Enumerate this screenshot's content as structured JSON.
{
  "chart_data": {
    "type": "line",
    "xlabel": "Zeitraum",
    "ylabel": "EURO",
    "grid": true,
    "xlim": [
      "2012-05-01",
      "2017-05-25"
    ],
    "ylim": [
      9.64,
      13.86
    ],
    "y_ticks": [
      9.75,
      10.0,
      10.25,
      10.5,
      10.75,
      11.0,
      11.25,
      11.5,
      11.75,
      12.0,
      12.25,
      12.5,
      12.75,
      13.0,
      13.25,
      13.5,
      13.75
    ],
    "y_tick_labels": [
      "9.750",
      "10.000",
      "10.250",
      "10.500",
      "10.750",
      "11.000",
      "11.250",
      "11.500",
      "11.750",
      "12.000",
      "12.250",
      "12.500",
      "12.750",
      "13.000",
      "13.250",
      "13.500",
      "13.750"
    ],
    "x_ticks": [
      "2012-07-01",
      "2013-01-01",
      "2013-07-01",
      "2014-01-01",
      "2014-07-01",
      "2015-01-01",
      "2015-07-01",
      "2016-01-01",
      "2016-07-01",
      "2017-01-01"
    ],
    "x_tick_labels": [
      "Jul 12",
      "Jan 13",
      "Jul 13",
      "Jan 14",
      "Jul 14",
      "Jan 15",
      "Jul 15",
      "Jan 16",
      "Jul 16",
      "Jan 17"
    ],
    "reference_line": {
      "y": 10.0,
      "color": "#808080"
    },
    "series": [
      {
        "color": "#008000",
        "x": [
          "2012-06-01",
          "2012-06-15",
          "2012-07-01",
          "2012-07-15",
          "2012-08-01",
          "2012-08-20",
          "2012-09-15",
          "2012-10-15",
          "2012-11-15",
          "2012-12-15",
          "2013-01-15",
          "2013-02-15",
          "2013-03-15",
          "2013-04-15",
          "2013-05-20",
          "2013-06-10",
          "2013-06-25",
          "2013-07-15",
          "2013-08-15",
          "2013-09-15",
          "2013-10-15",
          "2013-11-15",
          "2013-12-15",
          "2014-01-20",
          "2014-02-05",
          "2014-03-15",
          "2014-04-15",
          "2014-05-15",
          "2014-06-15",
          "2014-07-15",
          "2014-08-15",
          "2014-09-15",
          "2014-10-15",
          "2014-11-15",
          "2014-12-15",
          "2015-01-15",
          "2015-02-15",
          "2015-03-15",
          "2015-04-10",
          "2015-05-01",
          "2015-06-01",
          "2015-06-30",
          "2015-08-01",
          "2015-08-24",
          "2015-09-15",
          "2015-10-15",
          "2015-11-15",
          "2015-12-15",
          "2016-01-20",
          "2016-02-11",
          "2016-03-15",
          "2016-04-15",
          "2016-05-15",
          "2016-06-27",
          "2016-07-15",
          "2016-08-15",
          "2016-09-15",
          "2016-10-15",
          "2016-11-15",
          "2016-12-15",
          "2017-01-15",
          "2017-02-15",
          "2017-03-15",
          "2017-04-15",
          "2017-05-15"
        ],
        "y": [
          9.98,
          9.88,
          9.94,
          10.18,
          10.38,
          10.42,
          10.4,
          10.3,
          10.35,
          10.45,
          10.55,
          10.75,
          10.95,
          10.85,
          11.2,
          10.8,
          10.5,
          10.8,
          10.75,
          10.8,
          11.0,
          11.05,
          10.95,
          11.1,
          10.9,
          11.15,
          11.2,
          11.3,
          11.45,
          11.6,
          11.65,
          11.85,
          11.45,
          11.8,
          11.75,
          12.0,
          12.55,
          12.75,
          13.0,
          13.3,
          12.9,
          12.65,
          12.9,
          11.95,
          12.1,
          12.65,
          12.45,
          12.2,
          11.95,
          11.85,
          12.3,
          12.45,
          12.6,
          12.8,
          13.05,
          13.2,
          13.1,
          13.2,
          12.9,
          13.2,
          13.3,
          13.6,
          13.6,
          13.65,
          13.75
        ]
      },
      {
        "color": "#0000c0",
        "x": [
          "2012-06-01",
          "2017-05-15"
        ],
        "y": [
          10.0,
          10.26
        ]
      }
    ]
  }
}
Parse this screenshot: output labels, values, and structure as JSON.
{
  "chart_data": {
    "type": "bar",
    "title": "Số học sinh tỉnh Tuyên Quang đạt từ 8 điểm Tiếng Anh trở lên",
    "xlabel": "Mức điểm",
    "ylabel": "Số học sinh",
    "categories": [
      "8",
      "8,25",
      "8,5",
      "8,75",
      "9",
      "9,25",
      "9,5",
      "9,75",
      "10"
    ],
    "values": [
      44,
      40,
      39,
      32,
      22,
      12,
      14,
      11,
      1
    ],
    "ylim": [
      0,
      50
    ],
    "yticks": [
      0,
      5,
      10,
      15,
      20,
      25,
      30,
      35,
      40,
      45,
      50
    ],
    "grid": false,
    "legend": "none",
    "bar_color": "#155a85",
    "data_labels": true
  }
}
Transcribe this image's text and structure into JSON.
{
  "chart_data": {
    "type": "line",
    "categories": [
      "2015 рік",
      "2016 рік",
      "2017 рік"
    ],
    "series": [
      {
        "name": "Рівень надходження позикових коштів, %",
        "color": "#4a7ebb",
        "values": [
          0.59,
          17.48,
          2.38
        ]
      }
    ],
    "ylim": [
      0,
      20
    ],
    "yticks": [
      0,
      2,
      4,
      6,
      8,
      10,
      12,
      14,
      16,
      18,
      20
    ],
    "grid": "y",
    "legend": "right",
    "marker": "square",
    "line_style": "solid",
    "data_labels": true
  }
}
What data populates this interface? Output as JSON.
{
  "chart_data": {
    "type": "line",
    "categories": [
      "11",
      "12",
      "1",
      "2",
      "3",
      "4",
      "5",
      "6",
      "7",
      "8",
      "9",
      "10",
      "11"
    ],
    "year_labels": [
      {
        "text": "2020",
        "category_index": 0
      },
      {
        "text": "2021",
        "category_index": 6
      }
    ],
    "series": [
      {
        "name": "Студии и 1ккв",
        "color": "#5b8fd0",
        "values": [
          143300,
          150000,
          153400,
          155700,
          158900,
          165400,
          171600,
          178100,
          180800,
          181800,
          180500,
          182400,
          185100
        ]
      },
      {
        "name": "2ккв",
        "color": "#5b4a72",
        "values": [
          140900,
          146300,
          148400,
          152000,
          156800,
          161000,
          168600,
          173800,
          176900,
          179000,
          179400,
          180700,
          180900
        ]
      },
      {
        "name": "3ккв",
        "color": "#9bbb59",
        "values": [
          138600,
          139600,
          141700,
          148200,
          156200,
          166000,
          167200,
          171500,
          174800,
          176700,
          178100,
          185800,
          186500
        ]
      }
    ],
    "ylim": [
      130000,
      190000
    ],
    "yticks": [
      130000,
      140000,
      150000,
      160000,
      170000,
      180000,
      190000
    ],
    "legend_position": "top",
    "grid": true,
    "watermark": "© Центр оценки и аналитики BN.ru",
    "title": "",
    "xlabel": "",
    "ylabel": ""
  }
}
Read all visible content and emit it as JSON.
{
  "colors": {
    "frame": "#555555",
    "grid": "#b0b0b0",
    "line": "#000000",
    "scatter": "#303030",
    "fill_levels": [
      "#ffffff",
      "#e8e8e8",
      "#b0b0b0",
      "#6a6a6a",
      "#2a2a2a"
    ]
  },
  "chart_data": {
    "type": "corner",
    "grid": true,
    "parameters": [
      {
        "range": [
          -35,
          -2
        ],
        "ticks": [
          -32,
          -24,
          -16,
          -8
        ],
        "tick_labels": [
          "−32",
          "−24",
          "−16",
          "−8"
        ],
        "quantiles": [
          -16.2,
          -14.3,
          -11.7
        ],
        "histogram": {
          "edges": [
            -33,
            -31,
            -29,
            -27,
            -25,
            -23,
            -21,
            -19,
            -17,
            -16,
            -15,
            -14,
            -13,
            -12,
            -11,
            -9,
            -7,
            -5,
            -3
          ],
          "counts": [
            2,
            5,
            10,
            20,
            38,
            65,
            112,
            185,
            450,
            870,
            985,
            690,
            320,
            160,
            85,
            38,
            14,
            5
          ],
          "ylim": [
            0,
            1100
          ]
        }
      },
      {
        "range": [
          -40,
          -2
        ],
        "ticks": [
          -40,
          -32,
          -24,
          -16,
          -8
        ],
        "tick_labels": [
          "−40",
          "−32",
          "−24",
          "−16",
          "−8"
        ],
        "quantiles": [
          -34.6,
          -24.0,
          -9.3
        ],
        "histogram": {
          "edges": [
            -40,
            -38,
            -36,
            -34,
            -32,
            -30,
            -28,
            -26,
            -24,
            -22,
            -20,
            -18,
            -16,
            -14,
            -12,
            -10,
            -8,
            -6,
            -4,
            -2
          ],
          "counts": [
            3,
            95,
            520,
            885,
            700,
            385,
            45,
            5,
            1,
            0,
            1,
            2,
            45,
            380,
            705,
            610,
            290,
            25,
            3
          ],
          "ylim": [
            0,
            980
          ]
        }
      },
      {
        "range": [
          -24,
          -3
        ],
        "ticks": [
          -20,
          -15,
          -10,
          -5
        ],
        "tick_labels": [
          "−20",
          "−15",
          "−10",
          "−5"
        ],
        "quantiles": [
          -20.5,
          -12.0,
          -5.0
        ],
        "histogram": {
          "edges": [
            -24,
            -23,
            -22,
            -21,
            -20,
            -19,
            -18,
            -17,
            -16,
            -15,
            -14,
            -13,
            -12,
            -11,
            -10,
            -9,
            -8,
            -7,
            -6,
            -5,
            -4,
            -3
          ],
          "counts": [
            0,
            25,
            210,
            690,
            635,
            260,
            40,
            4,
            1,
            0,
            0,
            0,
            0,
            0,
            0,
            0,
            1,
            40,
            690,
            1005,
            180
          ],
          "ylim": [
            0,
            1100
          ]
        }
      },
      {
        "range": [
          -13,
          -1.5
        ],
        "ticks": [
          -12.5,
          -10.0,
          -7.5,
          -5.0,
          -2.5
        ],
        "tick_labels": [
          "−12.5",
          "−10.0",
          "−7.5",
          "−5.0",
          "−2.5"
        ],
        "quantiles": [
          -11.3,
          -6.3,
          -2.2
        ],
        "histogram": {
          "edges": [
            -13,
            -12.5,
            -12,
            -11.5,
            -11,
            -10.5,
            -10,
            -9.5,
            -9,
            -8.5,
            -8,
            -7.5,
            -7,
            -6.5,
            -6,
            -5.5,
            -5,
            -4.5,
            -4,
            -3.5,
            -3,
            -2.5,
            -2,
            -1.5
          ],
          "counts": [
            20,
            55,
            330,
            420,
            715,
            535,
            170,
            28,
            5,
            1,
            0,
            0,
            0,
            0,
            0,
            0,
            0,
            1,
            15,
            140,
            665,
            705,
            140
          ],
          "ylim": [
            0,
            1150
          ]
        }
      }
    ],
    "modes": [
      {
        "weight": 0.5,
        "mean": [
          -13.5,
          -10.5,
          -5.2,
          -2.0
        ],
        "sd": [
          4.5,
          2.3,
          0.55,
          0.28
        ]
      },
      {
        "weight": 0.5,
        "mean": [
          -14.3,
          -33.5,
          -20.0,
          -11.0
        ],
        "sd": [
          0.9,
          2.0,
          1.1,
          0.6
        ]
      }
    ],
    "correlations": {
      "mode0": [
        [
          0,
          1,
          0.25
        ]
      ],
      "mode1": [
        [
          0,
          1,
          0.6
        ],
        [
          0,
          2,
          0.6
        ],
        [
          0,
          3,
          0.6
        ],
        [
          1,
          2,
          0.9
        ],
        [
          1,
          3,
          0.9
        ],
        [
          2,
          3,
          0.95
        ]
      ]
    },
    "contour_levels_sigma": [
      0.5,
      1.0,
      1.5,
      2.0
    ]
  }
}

------------------------------

• Direction: Only a number is wanted: how many lines above include "content"?

• Written answer: 2